WORK TO DO:
Take from the listing each line that has the string "toán".

┌──

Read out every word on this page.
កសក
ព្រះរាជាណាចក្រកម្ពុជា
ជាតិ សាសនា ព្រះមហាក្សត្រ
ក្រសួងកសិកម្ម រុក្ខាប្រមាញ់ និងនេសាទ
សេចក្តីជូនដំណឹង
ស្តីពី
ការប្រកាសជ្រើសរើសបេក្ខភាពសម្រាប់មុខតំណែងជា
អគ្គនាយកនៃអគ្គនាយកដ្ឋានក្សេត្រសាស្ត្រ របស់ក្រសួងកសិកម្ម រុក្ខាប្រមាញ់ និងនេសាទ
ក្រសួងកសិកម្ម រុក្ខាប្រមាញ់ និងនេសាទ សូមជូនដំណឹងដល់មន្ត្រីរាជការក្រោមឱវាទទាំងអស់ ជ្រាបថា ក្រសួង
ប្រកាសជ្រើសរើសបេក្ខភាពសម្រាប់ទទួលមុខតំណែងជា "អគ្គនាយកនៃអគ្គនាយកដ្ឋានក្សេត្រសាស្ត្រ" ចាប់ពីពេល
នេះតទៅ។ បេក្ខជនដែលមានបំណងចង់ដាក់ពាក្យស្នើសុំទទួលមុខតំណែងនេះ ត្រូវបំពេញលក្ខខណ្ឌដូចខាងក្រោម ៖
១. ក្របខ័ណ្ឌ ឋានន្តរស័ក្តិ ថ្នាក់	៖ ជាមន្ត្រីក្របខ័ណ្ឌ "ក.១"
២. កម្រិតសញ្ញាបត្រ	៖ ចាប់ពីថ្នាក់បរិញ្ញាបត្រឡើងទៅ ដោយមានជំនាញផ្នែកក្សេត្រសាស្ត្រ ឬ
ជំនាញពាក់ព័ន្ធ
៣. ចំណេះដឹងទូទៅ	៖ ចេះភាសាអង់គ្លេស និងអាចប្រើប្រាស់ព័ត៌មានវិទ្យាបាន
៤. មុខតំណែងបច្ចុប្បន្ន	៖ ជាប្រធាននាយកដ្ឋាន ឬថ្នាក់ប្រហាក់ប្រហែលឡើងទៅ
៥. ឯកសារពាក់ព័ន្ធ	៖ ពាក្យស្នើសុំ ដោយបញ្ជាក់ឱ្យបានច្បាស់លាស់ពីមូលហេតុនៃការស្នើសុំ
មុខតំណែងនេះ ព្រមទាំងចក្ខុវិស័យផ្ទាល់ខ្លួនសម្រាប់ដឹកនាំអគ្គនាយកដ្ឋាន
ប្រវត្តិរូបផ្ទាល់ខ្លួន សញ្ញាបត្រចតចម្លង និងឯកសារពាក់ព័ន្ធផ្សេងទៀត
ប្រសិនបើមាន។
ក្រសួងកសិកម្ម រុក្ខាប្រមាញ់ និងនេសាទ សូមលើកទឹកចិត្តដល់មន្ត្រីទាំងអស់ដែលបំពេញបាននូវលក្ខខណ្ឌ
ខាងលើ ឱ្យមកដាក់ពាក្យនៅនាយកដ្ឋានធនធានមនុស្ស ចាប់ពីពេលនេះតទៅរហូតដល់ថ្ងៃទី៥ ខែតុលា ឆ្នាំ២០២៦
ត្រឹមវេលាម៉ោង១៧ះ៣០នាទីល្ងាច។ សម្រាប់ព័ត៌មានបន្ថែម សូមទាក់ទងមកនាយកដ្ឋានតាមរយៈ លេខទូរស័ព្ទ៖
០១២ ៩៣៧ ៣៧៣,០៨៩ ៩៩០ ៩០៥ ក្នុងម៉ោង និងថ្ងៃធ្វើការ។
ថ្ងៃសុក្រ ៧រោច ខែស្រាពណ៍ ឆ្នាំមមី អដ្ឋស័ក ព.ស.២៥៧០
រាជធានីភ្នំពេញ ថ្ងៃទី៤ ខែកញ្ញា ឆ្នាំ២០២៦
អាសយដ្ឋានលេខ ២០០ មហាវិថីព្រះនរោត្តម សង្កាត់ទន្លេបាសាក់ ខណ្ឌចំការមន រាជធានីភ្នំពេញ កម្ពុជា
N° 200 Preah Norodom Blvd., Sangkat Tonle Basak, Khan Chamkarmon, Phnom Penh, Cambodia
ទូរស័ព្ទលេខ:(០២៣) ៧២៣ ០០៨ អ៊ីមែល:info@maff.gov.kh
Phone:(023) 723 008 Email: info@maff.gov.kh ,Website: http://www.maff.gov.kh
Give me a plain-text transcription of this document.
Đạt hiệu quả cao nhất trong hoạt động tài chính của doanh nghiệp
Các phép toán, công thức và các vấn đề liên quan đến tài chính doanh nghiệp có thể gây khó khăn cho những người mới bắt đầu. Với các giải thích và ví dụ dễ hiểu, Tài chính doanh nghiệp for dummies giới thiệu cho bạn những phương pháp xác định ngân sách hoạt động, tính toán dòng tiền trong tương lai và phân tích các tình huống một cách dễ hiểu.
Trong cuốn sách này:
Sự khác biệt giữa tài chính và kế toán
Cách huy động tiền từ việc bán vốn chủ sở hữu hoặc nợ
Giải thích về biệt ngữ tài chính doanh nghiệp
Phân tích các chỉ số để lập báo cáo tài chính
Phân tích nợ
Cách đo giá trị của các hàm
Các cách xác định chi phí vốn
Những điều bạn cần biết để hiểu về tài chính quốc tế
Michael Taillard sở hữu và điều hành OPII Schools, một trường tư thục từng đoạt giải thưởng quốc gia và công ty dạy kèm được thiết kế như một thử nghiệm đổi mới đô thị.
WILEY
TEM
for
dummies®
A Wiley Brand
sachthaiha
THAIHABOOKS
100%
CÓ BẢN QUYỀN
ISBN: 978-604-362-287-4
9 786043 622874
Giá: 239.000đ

└──

THE RESULT:
Các phép toán, công thức và các vấn đề liên quan đến tài chính doanh nghiệp có thể gây khó khăn cho những người mới bắt đầu. Với các giải thích và ví dụ dễ hiểu, Tài chính doanh nghiệp for dummies giới thiệu cho bạn những phương pháp xác định ngân sách hoạt động, tính toán dòng tiền trong tương lai và phân tích các tình huống một cách dễ hiểu.
Sự khác biệt giữa tài chính và kế toán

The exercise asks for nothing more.